Continue the text about Kanye West tailoring his message to each audience, picking up after its final sentence.

→ **TEXT SEGMENT**
-*-

At the time I was working for one of the largest radio companies in America, submitting real questions to on-air talent for consideration in these interviews, and ultimately being sort of disappointed when they wouldn’t ask them. I listened to a lot of these interviews, in which Kanye started sounding like a broken record over the months, and what I took away from it was not that Kanye West likes to “rant.” It’s that Kanye West understands who he’s talking to at all times.

While his spirited and at times erratic speaking style is well known by now, Kanye is 100 percent in control of his narrative — and he tailors it to his congregation on any given day. Last year, clownish DJs got sneaker beef and excitement over his nuptials to Kim, while the New York Times got Steve Jobs talk. The rapper who shows at Fashion Week or did a couture makeover on his then-new reality star girlfriend still garners respect in the streets for his MC dominance. He cracks jokes about prematurely ejaculating on mink coats on the same album where he calls out racism with a “Strange Fruit” sample. Kanye can do both well, and this is why he has — and will continue to — slightly shift the cultural worldview with his agenda.

You may be wondering why I’m talking about this now, when we’ve gone months without a high-profile Kanye quote, instead reveling in cuddly photos of him sleeping with his baby daughter. But on Tuesday at the Cannes Lions festival, West was a surprise speaker at a seminar titled, “Technology, Culture, and Consumer Adoption: Learning to Read the Cultural Landscape.” The latter part of the panel’s title is exactly what Kanye West does best, and his contributions to the conversation did not seem to disappoint.

“When people think celebrity, which is the highest form of communication — we’re like walking networks or TV shows or brands in ourselves — you don’t think good taste,” West told the crowd of powerful creative professionals, reports AdWeek. “And I believe that bad taste is vulgar. It’s like cursing. I think the world can be saved through design. Because what is the most distasteful thing someone can do? Kill someone. So, good taste is the opposite of that.”

-*-

→ **DATA EXCERPT**
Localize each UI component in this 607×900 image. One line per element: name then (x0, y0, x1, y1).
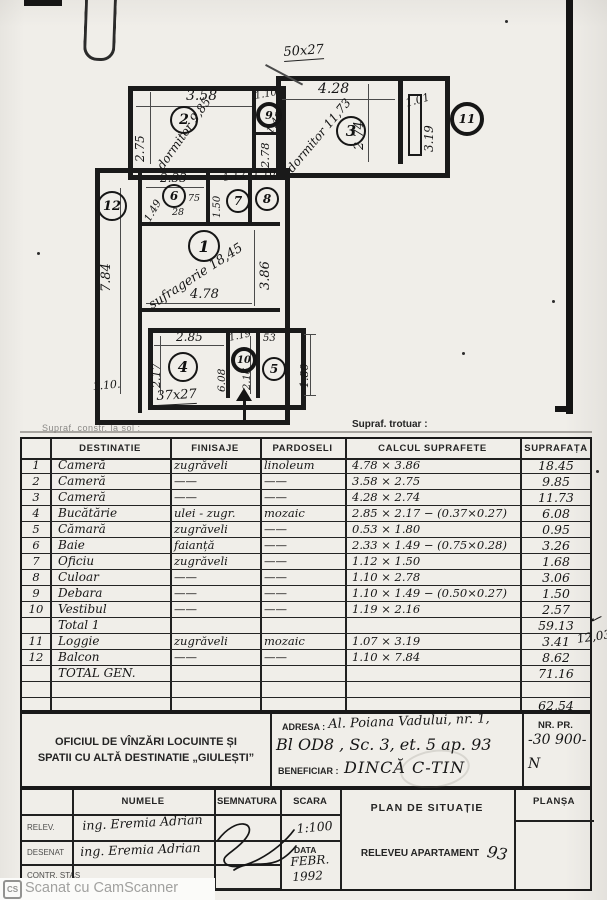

-*-

→ **THE RESPONSE**
He also spoke about Steve Jobs, who was apparently, “as everyone knows, … my biggest influence. Just seeing the way he fought to make things easier for people. After he passed, I made it my life’s mission to do what he did inside of that company. I dream to help raise the palette and raise the taste level of a generation and also be involved with the production and distribution and advertising of that thing everyone’s begging for.”

Despite his modest uniform, Jobs was not necessarily an everyman. But he created with the whole world in mind — because he was egotistical enough to think his work was that important, and because it actually was. In a scaled way, Kanye West works with the same dynamic in mind. So it’s productive to hear him say that he wants to be involved in the unsexy back-end details of creativity reaching the masses, the way he did when he first teased his creative house Donda in 2011.

“People are less about the brand and more about self-confidence and how the brands can assist them, similar to what Steve was doing with tech,” he said. “This is my goal in lifestyle, in everyday life — to change the idea of what luxury is. Because time is the only luxury. It’s not all these brands that we just drove by that are somehow selling our esteem back to us through association.”

Do I think Kanye West can save the world? Not quite. But his ability to translate his message to virtually any audience while coming off as “uncensored” means he may just end up with the most widely coveted luxury brand in the world — if he ever finds the time to launch it to the masses.